Data excerpts:

########################################

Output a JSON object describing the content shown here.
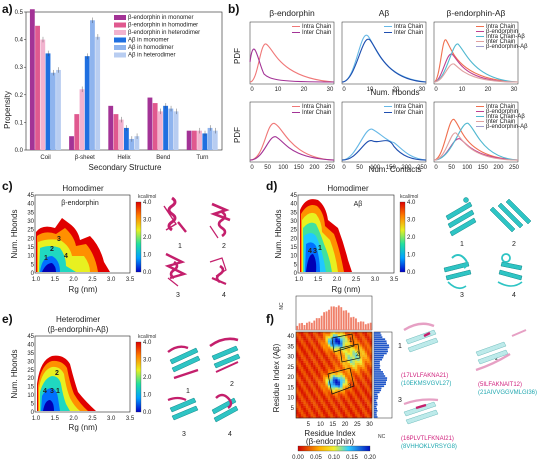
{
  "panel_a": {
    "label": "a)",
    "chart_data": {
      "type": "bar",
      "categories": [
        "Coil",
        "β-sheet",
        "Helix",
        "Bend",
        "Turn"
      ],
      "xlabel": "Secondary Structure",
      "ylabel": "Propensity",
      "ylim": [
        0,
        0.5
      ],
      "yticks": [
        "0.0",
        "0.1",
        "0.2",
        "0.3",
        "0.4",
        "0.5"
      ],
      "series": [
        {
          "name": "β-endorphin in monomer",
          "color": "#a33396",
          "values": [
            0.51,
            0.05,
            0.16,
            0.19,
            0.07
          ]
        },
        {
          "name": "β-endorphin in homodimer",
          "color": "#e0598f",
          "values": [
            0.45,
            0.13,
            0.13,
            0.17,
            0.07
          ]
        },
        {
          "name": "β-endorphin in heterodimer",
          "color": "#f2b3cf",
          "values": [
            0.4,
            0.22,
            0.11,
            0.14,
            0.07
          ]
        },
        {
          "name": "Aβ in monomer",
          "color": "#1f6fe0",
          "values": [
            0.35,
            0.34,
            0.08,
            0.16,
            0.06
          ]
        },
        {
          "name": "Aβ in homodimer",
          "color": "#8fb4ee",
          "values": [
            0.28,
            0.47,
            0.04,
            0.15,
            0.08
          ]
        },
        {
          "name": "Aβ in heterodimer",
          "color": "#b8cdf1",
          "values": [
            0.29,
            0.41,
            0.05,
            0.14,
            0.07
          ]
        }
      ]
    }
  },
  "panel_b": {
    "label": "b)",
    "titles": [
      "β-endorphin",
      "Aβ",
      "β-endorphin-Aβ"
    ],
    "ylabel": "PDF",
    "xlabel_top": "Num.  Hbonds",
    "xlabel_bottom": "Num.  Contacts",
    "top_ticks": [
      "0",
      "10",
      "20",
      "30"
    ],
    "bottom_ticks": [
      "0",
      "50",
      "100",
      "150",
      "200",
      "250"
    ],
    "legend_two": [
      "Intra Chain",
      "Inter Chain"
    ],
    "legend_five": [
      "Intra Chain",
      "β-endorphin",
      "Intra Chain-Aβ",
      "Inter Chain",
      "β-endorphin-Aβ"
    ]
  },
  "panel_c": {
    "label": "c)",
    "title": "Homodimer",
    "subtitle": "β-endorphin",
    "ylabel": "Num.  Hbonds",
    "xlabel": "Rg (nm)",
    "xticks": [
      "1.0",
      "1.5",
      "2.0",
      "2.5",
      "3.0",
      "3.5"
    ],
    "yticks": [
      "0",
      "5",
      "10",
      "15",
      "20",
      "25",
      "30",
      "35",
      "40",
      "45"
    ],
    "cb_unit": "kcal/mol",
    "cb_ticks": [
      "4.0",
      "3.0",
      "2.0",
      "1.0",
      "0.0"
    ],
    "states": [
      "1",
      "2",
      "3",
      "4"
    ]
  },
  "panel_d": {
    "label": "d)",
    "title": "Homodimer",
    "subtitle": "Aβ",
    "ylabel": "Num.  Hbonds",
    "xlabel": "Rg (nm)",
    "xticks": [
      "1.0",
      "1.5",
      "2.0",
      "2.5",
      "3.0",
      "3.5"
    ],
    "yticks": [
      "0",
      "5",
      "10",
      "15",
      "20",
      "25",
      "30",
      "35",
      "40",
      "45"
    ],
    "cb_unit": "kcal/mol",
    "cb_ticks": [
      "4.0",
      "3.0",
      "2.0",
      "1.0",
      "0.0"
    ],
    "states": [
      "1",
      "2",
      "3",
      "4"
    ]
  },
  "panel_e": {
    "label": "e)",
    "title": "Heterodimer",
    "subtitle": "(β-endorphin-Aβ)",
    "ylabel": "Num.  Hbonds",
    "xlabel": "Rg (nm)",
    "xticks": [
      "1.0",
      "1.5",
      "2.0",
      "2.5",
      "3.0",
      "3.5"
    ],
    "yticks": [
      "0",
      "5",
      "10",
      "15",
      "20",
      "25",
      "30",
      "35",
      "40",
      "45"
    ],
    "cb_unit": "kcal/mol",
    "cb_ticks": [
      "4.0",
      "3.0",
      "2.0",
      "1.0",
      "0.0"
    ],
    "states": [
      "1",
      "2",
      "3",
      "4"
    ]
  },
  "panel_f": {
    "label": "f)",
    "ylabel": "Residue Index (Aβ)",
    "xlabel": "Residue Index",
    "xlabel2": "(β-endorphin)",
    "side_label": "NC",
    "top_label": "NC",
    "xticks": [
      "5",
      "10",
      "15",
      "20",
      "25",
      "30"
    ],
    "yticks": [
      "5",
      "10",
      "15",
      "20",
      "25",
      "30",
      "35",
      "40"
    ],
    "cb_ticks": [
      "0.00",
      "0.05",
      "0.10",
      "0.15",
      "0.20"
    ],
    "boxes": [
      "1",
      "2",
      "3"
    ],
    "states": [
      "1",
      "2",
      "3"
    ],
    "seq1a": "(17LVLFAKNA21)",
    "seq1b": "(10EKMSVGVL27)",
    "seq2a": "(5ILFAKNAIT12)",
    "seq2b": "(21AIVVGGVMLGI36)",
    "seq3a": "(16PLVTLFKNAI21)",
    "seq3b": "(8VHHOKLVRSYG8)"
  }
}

########################################

Output the entries above exactly, without their pictures.

Output for this exercise:
Output a JSON object describing the content shown here.
{
  "panel_a": {
    "label": "a)",
    "chart_data": {
      "type": "bar",
      "categories": [
        "Coil",
        "β-sheet",
        "Helix",
        "Bend",
        "Turn"
      ],
      "xlabel": "Secondary Structure",
      "ylabel": "Propensity",
      "ylim": [
        0,
        0.5
      ],
      "yticks": [
        "0.0",
        "0.1",
        "0.2",
        "0.3",
        "0.4",
        "0.5"
      ],
      "series": [
        {
          "name": "β-endorphin in monomer",
          "color": "#a33396",
          "values": [
            0.51,
            0.05,
            0.16,
            0.19,
            0.07
          ]
        },
        {
          "name": "β-endorphin in homodimer",
          "color": "#e0598f",
          "values": [
            0.45,
            0.13,
            0.13,
            0.17,
            0.07
          ]
        },
        {
          "name": "β-endorphin in heterodimer",
          "color": "#f2b3cf",
          "values": [
            0.4,
            0.22,
            0.11,
            0.14,
            0.07
          ]
        },
        {
          "name": "Aβ in monomer",
          "color": "#1f6fe0",
          "values": [
            0.35,
            0.34,
            0.08,
            0.16,
            0.06
          ]
        },
        {
          "name": "Aβ in homodimer",
          "color": "#8fb4ee",
          "values": [
            0.28,
            0.47,
            0.04,
            0.15,
            0.08
          ]
        },
        {
          "name": "Aβ in heterodimer",
          "color": "#b8cdf1",
          "values": [
            0.29,
            0.41,
            0.05,
            0.14,
            0.07
          ]
        }
      ]
    }
  },
  "panel_b": {
    "label": "b)",
    "titles": [
      "β-endorphin",
      "Aβ",
      "β-endorphin-Aβ"
    ],
    "ylabel": "PDF",
    "xlabel_top": "Num.  Hbonds",
    "xlabel_bottom": "Num.  Contacts",
    "top_ticks": [
      "0",
      "10",
      "20",
      "30"
    ],
    "bottom_ticks": [
      "0",
      "50",
      "100",
      "150",
      "200",
      "250"
    ],
    "legend_two": [
      "Intra Chain",
      "Inter Chain"
    ],
    "legend_five": [
      "Intra Chain",
      "β-endorphin",
      "Intra Chain-Aβ",
      "Inter Chain",
      "β-endorphin-Aβ"
    ]
  },
  "panel_c": {
    "label": "c)",
    "title": "Homodimer",
    "subtitle": "β-endorphin",
    "ylabel": "Num.  Hbonds",
    "xlabel": "Rg (nm)",
    "xticks": [
      "1.0",
      "1.5",
      "2.0",
      "2.5",
      "3.0",
      "3.5"
    ],
    "yticks": [
      "0",
      "5",
      "10",
      "15",
      "20",
      "25",
      "30",
      "35",
      "40",
      "45"
    ],
    "cb_unit": "kcal/mol",
    "cb_ticks": [
      "4.0",
      "3.0",
      "2.0",
      "1.0",
      "0.0"
    ],
    "states": [
      "1",
      "2",
      "3",
      "4"
    ]
  },
  "panel_d": {
    "label": "d)",
    "title": "Homodimer",
    "subtitle": "Aβ",
    "ylabel": "Num.  Hbonds",
    "xlabel": "Rg (nm)",
    "xticks": [
      "1.0",
      "1.5",
      "2.0",
      "2.5",
      "3.0",
      "3.5"
    ],
    "yticks": [
      "0",
      "5",
      "10",
      "15",
      "20",
      "25",
      "30",
      "35",
      "40",
      "45"
    ],
    "cb_unit": "kcal/mol",
    "cb_ticks": [
      "4.0",
      "3.0",
      "2.0",
      "1.0",
      "0.0"
    ],
    "states": [
      "1",
      "2",
      "3",
      "4"
    ]
  },
  "panel_e": {
    "label": "e)",
    "title": "Heterodimer",
    "subtitle": "(β-endorphin-Aβ)",
    "ylabel": "Num.  Hbonds",
    "xlabel": "Rg (nm)",
    "xticks": [
      "1.0",
      "1.5",
      "2.0",
      "2.5",
      "3.0",
      "3.5"
    ],
    "yticks": [
      "0",
      "5",
      "10",
      "15",
      "20",
      "25",
      "30",
      "35",
      "40",
      "45"
    ],
    "cb_unit": "kcal/mol",
    "cb_ticks": [
      "4.0",
      "3.0",
      "2.0",
      "1.0",
      "0.0"
    ],
    "states": [
      "1",
      "2",
      "3",
      "4"
    ]
  },
  "panel_f": {
    "label": "f)",
    "ylabel": "Residue Index (Aβ)",
    "xlabel": "Residue Index",
    "xlabel2": "(β-endorphin)",
    "side_label": "NC",
    "top_label": "NC",
    "xticks": [
      "5",
      "10",
      "15",
      "20",
      "25",
      "30"
    ],
    "yticks": [
      "5",
      "10",
      "15",
      "20",
      "25",
      "30",
      "35",
      "40"
    ],
    "cb_ticks": [
      "0.00",
      "0.05",
      "0.10",
      "0.15",
      "0.20"
    ],
    "boxes": [
      "1",
      "2",
      "3"
    ],
    "states": [
      "1",
      "2",
      "3"
    ],
    "seq1a": "(17LVLFAKNA21)",
    "seq1b": "(10EKMSVGVL27)",
    "seq2a": "(5ILFAKNAIT12)",
    "seq2b": "(21AIVVGGVMLGI36)",
    "seq3a": "(16PLVTLFKNAI21)",
    "seq3b": "(8VHHOKLVRSYG8)"
  }
}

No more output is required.